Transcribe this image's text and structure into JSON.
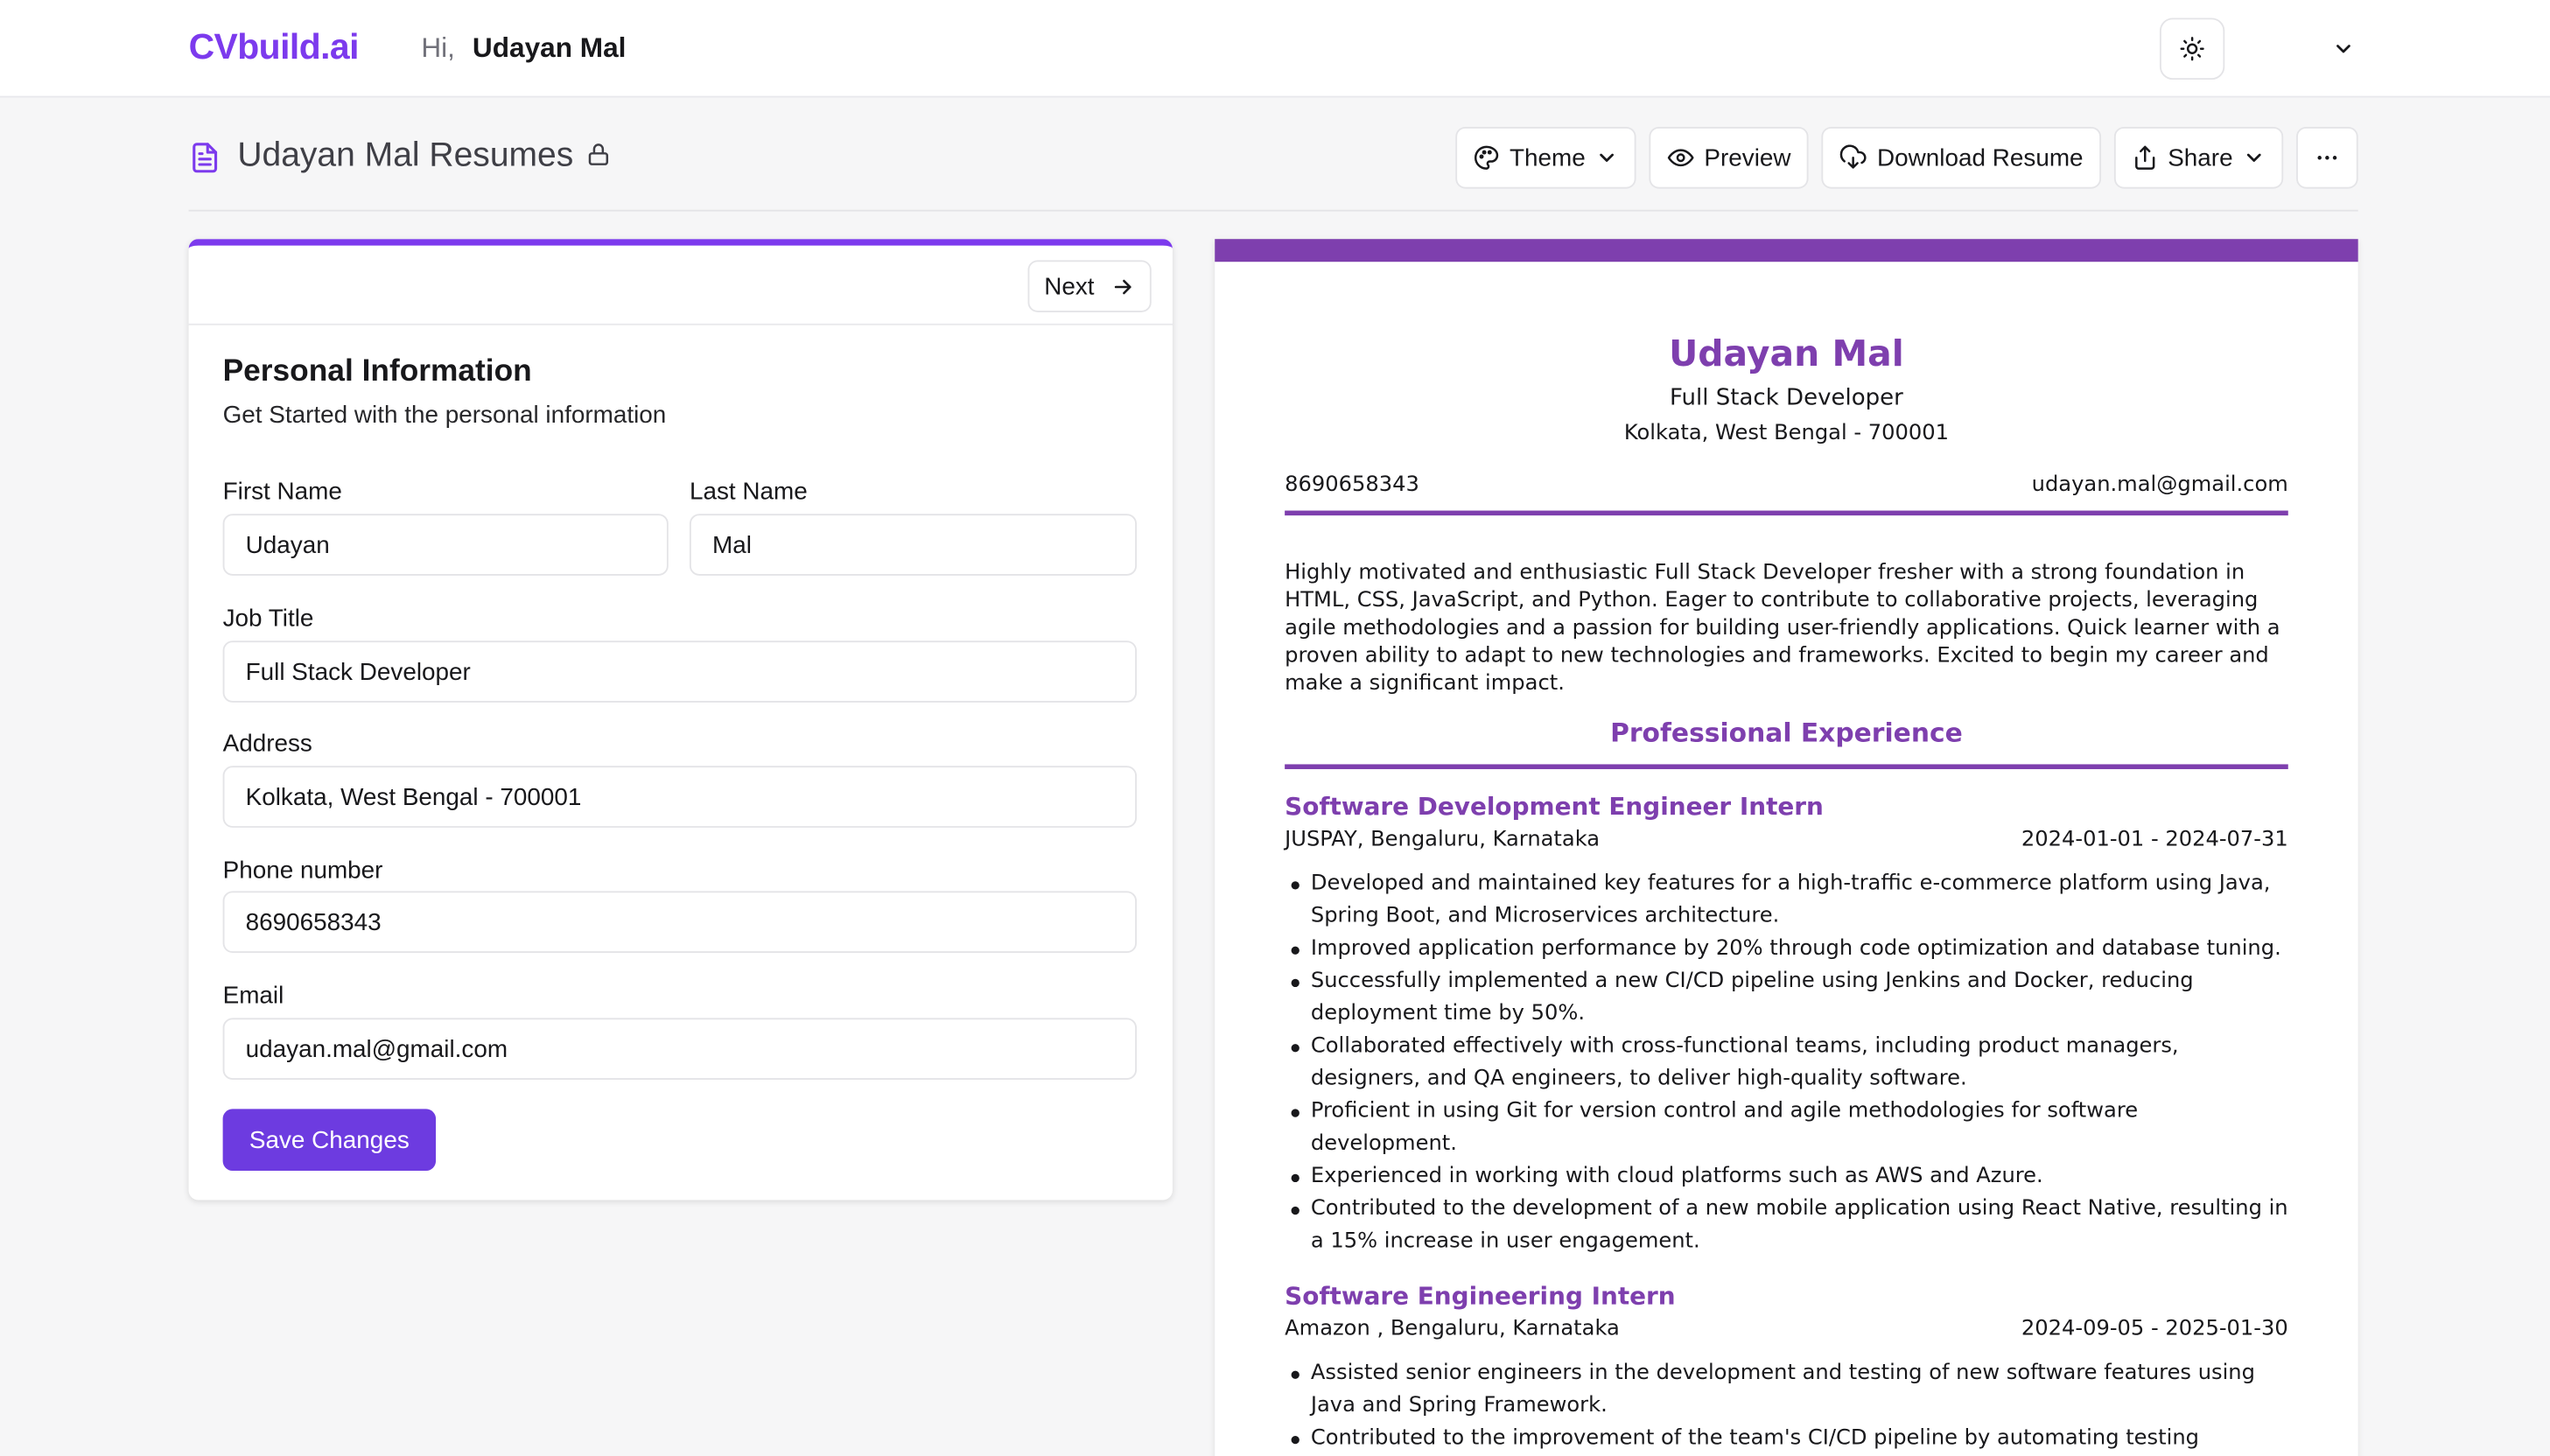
{
  "header": {
    "logo": "CVbuild.ai",
    "greeting_prefix": "Hi,",
    "user_name": "Udayan Mal"
  },
  "resume_header": {
    "title": "Udayan Mal Resumes",
    "actions": {
      "theme": "Theme",
      "preview": "Preview",
      "download": "Download Resume",
      "share": "Share"
    }
  },
  "form": {
    "next_label": "Next",
    "section_title": "Personal Information",
    "section_subtitle": "Get Started with the personal information",
    "fields": {
      "first_name": {
        "label": "First Name",
        "value": "Udayan"
      },
      "last_name": {
        "label": "Last Name",
        "value": "Mal"
      },
      "job_title": {
        "label": "Job Title",
        "value": "Full Stack Developer"
      },
      "address": {
        "label": "Address",
        "value": "Kolkata, West Bengal - 700001"
      },
      "phone": {
        "label": "Phone number",
        "value": "8690658343"
      },
      "email": {
        "label": "Email",
        "value": "udayan.mal@gmail.com"
      }
    },
    "save_label": "Save Changes"
  },
  "preview": {
    "accent_color": "#7e3fae",
    "name": "Udayan Mal",
    "job_title": "Full Stack Developer",
    "address": "Kolkata, West Bengal - 700001",
    "phone": "8690658343",
    "email": "udayan.mal@gmail.com",
    "summary": "Highly motivated and enthusiastic Full Stack Developer fresher with a strong foundation in HTML, CSS, JavaScript, and Python. Eager to contribute to collaborative projects, leveraging agile methodologies and a passion for building user-friendly applications. Quick learner with a proven ability to adapt to new technologies and frameworks. Excited to begin my career and make a significant impact.",
    "experience_heading": "Professional Experience",
    "experience": [
      {
        "title": "Software Development Engineer Intern",
        "company": "JUSPAY, Bengaluru, Karnataka",
        "dates": "2024-01-01 - 2024-07-31",
        "bullets": [
          "Developed and maintained key features for a high-traffic e-commerce platform using Java, Spring Boot, and Microservices architecture.",
          "Improved application performance by 20% through code optimization and database tuning.",
          "Successfully implemented a new CI/CD pipeline using Jenkins and Docker, reducing deployment time by 50%.",
          "Collaborated effectively with cross-functional teams, including product managers, designers, and QA engineers, to deliver high-quality software.",
          "Proficient in using Git for version control and agile methodologies for software development.",
          "Experienced in working with cloud platforms such as AWS and Azure.",
          "Contributed to the development of a new mobile application using React Native, resulting in a 15% increase in user engagement."
        ]
      },
      {
        "title": "Software Engineering Intern",
        "company": "Amazon , Bengaluru, Karnataka",
        "dates": "2024-09-05 - 2025-01-30",
        "bullets": [
          "Assisted senior engineers in the development and testing of new software features using Java and Spring Framework.",
          "Contributed to the improvement of the team's CI/CD pipeline by automating testing"
        ]
      }
    ]
  }
}
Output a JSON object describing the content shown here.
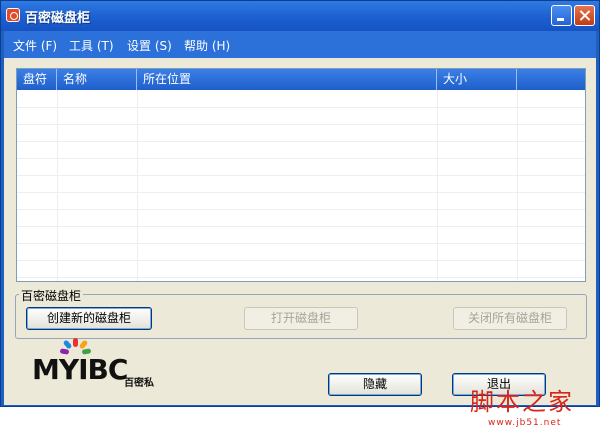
{
  "window": {
    "title": "百密磁盘柜"
  },
  "icons": {
    "app": "cabinet-app-icon",
    "minimize": "minimize-icon",
    "close": "close-icon"
  },
  "menu": [
    {
      "label": "文件 (F)"
    },
    {
      "label": "工具 (T)"
    },
    {
      "label": "设置 (S)"
    },
    {
      "label": "帮助 (H)"
    }
  ],
  "list": {
    "columns": [
      "盘符",
      "名称",
      "所在位置",
      "大小"
    ],
    "rows": []
  },
  "group": {
    "title": "百密磁盘柜",
    "buttons": {
      "create": "创建新的磁盘柜",
      "open": "打开磁盘柜",
      "close_all": "关闭所有磁盘柜"
    }
  },
  "logo": {
    "text": "MYIBC",
    "subtitle": "百密私"
  },
  "footer": {
    "hide": "隐藏",
    "exit": "退出"
  },
  "watermark": {
    "text": "脚本之家",
    "url": "www.jb51.net"
  },
  "colors": {
    "titlebar": "#1c5fd0",
    "face": "#ece9d8",
    "list_header": "#2a6fd9",
    "watermark": "#d8241a"
  }
}
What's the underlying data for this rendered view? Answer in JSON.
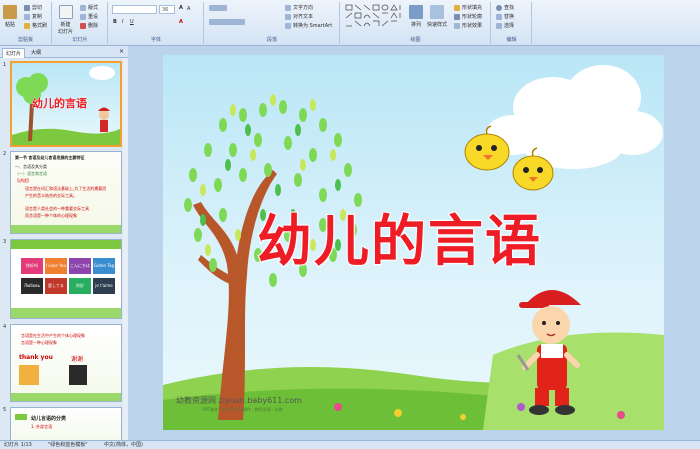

____________

# DIRECTIONS FOR THIS TASK:
Copy out all the data exactly; skip the pictures.

# COMPLETED TASK:
Transcribe this image's text and structure into JSON.
{
  "header": {
    "logo": "CVbuild.ai",
    "greeting_prefix": "Hi,",
    "user_name": "Udayan Mal"
  },
  "resume_header": {
    "title": "Udayan Mal Resumes",
    "actions": {
      "theme": "Theme",
      "preview": "Preview",
      "download": "Download Resume",
      "share": "Share"
    }
  },
  "form": {
    "next_label": "Next",
    "section_title": "Personal Information",
    "section_subtitle": "Get Started with the personal information",
    "fields": {
      "first_name": {
        "label": "First Name",
        "value": "Udayan"
      },
      "last_name": {
        "label": "Last Name",
        "value": "Mal"
      },
      "job_title": {
        "label": "Job Title",
        "value": "Full Stack Developer"
      },
      "address": {
        "label": "Address",
        "value": "Kolkata, West Bengal - 700001"
      },
      "phone": {
        "label": "Phone number",
        "value": "8690658343"
      },
      "email": {
        "label": "Email",
        "value": "udayan.mal@gmail.com"
      }
    },
    "save_label": "Save Changes"
  },
  "preview": {
    "accent_color": "#7e3fae",
    "name": "Udayan Mal",
    "job_title": "Full Stack Developer",
    "address": "Kolkata, West Bengal - 700001",
    "phone": "8690658343",
    "email": "udayan.mal@gmail.com",
    "summary": "Highly motivated and enthusiastic Full Stack Developer fresher with a strong foundation in HTML, CSS, JavaScript, and Python. Eager to contribute to collaborative projects, leveraging agile methodologies and a passion for building user-friendly applications. Quick learner with a proven ability to adapt to new technologies and frameworks. Excited to begin my career and make a significant impact.",
    "experience_heading": "Professional Experience",
    "experience": [
      {
        "title": "Software Development Engineer Intern",
        "company": "JUSPAY, Bengaluru, Karnataka",
        "dates": "2024-01-01 - 2024-07-31",
        "bullets": [
          "Developed and maintained key features for a high-traffic e-commerce platform using Java, Spring Boot, and Microservices architecture.",
          "Improved application performance by 20% through code optimization and database tuning.",
          "Successfully implemented a new CI/CD pipeline using Jenkins and Docker, reducing deployment time by 50%.",
          "Collaborated effectively with cross-functional teams, including product managers, designers, and QA engineers, to deliver high-quality software.",
          "Proficient in using Git for version control and agile methodologies for software development.",
          "Experienced in working with cloud platforms such as AWS and Azure.",
          "Contributed to the development of a new mobile application using React Native, resulting in a 15% increase in user engagement."
        ]
      },
      {
        "title": "Software Engineering Intern",
        "company": "Amazon , Bengaluru, Karnataka",
        "dates": "2024-09-05 - 2025-01-30",
        "bullets": [
          "Assisted senior engineers in the development and testing of new software features using Java and Spring Framework.",
          "Contributed to the improvement of the team's CI/CD pipeline by automating testing"
        ]
      }
    ]
  }
}
Output a JSON object describing the content shown here.
{
  "window": {
    "title": "百密磁盘柜"
  },
  "icons": {
    "app": "cabinet-app-icon",
    "minimize": "minimize-icon",
    "close": "close-icon"
  },
  "menu": [
    {
      "label": "文件 (F)"
    },
    {
      "label": "工具 (T)"
    },
    {
      "label": "设置 (S)"
    },
    {
      "label": "帮助 (H)"
    }
  ],
  "list": {
    "columns": [
      "盘符",
      "名称",
      "所在位置",
      "大小"
    ],
    "rows": []
  },
  "group": {
    "title": "百密磁盘柜",
    "buttons": {
      "create": "创建新的磁盘柜",
      "open": "打开磁盘柜",
      "close_all": "关闭所有磁盘柜"
    }
  },
  "logo": {
    "text": "MYIBC",
    "subtitle": "百密私"
  },
  "footer": {
    "hide": "隐藏",
    "exit": "退出"
  },
  "watermark": {
    "text": "脚本之家",
    "url": "www.jb51.net"
  },
  "colors": {
    "titlebar": "#1c5fd0",
    "face": "#ece9d8",
    "list_header": "#2a6fd9",
    "watermark": "#d8241a"
  }
}
What's the underlying data for this rendered view? Answer in JSON.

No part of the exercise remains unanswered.